§ TASK GOAL
Can all of these lines be returned exactly?

§ GIVEN INFORMATION
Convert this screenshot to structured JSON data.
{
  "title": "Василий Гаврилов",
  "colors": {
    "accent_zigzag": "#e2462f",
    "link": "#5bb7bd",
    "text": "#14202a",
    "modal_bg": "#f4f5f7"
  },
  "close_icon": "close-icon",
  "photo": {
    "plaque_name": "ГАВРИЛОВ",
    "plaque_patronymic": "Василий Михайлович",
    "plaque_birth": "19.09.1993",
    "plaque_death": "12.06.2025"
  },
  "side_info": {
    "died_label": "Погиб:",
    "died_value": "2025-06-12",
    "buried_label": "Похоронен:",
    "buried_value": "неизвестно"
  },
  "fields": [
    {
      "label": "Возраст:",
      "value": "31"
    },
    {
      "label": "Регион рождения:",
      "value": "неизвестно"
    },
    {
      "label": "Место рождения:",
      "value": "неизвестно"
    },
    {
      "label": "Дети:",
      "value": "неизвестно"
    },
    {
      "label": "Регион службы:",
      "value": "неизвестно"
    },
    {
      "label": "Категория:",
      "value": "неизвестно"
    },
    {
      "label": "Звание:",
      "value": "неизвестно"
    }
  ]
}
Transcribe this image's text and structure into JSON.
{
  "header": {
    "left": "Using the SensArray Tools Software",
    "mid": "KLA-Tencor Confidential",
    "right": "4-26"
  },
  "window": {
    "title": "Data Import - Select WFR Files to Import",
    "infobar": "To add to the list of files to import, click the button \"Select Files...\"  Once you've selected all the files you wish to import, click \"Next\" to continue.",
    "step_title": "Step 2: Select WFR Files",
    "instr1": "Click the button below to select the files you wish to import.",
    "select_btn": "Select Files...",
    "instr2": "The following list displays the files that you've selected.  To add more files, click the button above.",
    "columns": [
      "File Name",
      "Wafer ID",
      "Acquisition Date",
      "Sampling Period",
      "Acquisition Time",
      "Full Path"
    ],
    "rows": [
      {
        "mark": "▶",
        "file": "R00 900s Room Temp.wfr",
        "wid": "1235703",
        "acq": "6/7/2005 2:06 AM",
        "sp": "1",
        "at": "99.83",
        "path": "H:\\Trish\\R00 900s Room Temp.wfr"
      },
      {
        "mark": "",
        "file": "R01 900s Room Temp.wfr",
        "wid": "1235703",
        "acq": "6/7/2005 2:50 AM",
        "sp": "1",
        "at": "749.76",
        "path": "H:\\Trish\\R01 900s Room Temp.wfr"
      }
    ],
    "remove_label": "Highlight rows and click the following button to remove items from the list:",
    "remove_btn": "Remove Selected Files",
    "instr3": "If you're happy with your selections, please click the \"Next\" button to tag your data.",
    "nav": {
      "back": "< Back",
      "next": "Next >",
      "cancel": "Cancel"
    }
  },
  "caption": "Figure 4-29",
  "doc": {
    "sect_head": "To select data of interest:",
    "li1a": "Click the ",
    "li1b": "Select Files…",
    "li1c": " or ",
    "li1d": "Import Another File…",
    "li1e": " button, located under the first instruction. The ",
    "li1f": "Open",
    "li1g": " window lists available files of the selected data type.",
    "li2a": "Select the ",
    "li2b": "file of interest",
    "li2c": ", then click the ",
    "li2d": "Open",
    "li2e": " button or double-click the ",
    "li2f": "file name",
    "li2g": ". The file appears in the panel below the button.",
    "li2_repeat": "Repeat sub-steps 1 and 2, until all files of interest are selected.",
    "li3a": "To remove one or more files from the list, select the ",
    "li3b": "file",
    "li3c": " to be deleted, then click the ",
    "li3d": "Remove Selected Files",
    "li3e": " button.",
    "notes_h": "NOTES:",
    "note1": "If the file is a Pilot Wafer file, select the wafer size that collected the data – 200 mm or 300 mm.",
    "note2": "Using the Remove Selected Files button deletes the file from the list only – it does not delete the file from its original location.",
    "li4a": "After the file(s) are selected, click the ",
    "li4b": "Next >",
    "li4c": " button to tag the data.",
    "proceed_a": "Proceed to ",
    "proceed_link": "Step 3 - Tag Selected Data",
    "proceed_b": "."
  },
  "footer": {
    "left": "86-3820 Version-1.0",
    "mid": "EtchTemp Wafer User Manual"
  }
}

§ SOLUTION TO THIS TASK
Convert this screenshot to structured JSON data.
{
  "title": "Василий Гаврилов",
  "colors": {
    "accent_zigzag": "#e2462f",
    "link": "#5bb7bd",
    "text": "#14202a",
    "modal_bg": "#f4f5f7"
  },
  "close_icon": "close-icon",
  "photo": {
    "plaque_name": "ГАВРИЛОВ",
    "plaque_patronymic": "Василий Михайлович",
    "plaque_birth": "19.09.1993",
    "plaque_death": "12.06.2025"
  },
  "side_info": {
    "died_label": "Погиб:",
    "died_value": "2025-06-12",
    "buried_label": "Похоронен:",
    "buried_value": "неизвестно"
  },
  "fields": [
    {
      "label": "Возраст:",
      "value": "31"
    },
    {
      "label": "Регион рождения:",
      "value": "неизвестно"
    },
    {
      "label": "Место рождения:",
      "value": "неизвестно"
    },
    {
      "label": "Дети:",
      "value": "неизвестно"
    },
    {
      "label": "Регион службы:",
      "value": "неизвестно"
    },
    {
      "label": "Категория:",
      "value": "неизвестно"
    },
    {
      "label": "Звание:",
      "value": "неизвестно"
    }
  ]
}
Transcribe this image's text and structure into JSON.
{
  "header": {
    "left": "Using the SensArray Tools Software",
    "mid": "KLA-Tencor Confidential",
    "right": "4-26"
  },
  "window": {
    "title": "Data Import - Select WFR Files to Import",
    "infobar": "To add to the list of files to import, click the button \"Select Files...\"  Once you've selected all the files you wish to import, click \"Next\" to continue.",
    "step_title": "Step 2: Select WFR Files",
    "instr1": "Click the button below to select the files you wish to import.",
    "select_btn": "Select Files...",
    "instr2": "The following list displays the files that you've selected.  To add more files, click the button above.",
    "columns": [
      "File Name",
      "Wafer ID",
      "Acquisition Date",
      "Sampling Period",
      "Acquisition Time",
      "Full Path"
    ],
    "rows": [
      {
        "mark": "▶",
        "file": "R00 900s Room Temp.wfr",
        "wid": "1235703",
        "acq": "6/7/2005 2:06 AM",
        "sp": "1",
        "at": "99.83",
        "path": "H:\\Trish\\R00 900s Room Temp.wfr"
      },
      {
        "mark": "",
        "file": "R01 900s Room Temp.wfr",
        "wid": "1235703",
        "acq": "6/7/2005 2:50 AM",
        "sp": "1",
        "at": "749.76",
        "path": "H:\\Trish\\R01 900s Room Temp.wfr"
      }
    ],
    "remove_label": "Highlight rows and click the following button to remove items from the list:",
    "remove_btn": "Remove Selected Files",
    "instr3": "If you're happy with your selections, please click the \"Next\" button to tag your data.",
    "nav": {
      "back": "< Back",
      "next": "Next >",
      "cancel": "Cancel"
    }
  },
  "caption": "Figure 4-29",
  "doc": {
    "sect_head": "To select data of interest:",
    "li1a": "Click the ",
    "li1b": "Select Files…",
    "li1c": " or ",
    "li1d": "Import Another File…",
    "li1e": " button, located under the first instruction. The ",
    "li1f": "Open",
    "li1g": " window lists available files of the selected data type.",
    "li2a": "Select the ",
    "li2b": "file of interest",
    "li2c": ", then click the ",
    "li2d": "Open",
    "li2e": " button or double-click the ",
    "li2f": "file name",
    "li2g": ". The file appears in the panel below the button.",
    "li2_repeat": "Repeat sub-steps 1 and 2, until all files of interest are selected.",
    "li3a": "To remove one or more files from the list, select the ",
    "li3b": "file",
    "li3c": " to be deleted, then click the ",
    "li3d": "Remove Selected Files",
    "li3e": " button.",
    "notes_h": "NOTES:",
    "note1": "If the file is a Pilot Wafer file, select the wafer size that collected the data – 200 mm or 300 mm.",
    "note2": "Using the Remove Selected Files button deletes the file from the list only – it does not delete the file from its original location.",
    "li4a": "After the file(s) are selected, click the ",
    "li4b": "Next >",
    "li4c": " button to tag the data.",
    "proceed_a": "Proceed to ",
    "proceed_link": "Step 3 - Tag Selected Data",
    "proceed_b": "."
  },
  "footer": {
    "left": "86-3820 Version-1.0",
    "mid": "EtchTemp Wafer User Manual"
  }
}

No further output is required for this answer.